*OBJECTIVE:*
Extract every line below, verbatim.

Lines of data:
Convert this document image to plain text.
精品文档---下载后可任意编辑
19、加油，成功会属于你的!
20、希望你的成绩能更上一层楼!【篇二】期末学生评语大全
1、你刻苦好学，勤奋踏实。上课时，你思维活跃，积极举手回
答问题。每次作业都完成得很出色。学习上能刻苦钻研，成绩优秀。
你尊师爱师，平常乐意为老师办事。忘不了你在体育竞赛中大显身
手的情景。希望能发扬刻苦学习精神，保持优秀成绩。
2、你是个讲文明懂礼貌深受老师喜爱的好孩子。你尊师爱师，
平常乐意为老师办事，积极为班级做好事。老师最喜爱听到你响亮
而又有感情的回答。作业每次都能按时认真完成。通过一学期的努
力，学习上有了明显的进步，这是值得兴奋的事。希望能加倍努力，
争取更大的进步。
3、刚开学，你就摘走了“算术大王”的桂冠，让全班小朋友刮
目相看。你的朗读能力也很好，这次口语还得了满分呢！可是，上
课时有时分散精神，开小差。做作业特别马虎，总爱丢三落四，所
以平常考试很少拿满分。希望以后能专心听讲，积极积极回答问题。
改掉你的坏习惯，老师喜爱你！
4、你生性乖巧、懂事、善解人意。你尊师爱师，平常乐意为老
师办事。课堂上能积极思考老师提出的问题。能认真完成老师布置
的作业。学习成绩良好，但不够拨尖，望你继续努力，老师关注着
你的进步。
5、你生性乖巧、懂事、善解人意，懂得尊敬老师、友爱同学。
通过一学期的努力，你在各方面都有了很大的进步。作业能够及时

*EXERCISE ANSWER:*
Convert this document image to plain text.
精品文档---下载后可任意编辑
19、加油，成功会属于你的!
20、希望你的成绩能更上一层楼!【篇二】期末学生评语大全
1、你刻苦好学，勤奋踏实。上课时，你思维活跃，积极举手回
答问题。每次作业都完成得很出色。学习上能刻苦钻研，成绩优秀。
你尊师爱师，平常乐意为老师办事。忘不了你在体育竞赛中大显身
手的情景。希望能发扬刻苦学习精神，保持优秀成绩。
2、你是个讲文明懂礼貌深受老师喜爱的好孩子。你尊师爱师，
平常乐意为老师办事，积极为班级做好事。老师最喜爱听到你响亮
而又有感情的回答。作业每次都能按时认真完成。通过一学期的努
力，学习上有了明显的进步，这是值得兴奋的事。希望能加倍努力，
争取更大的进步。
3、刚开学，你就摘走了“算术大王”的桂冠，让全班小朋友刮
目相看。你的朗读能力也很好，这次口语还得了满分呢！可是，上
课时有时分散精神，开小差。做作业特别马虎，总爱丢三落四，所
以平常考试很少拿满分。希望以后能专心听讲，积极积极回答问题。
改掉你的坏习惯，老师喜爱你！
4、你生性乖巧、懂事、善解人意。你尊师爱师，平常乐意为老
师办事。课堂上能积极思考老师提出的问题。能认真完成老师布置
的作业。学习成绩良好，但不够拨尖，望你继续努力，老师关注着
你的进步。
5、你生性乖巧、懂事、善解人意，懂得尊敬老师、友爱同学。
通过一学期的努力，你在各方面都有了很大的进步。作业能够及时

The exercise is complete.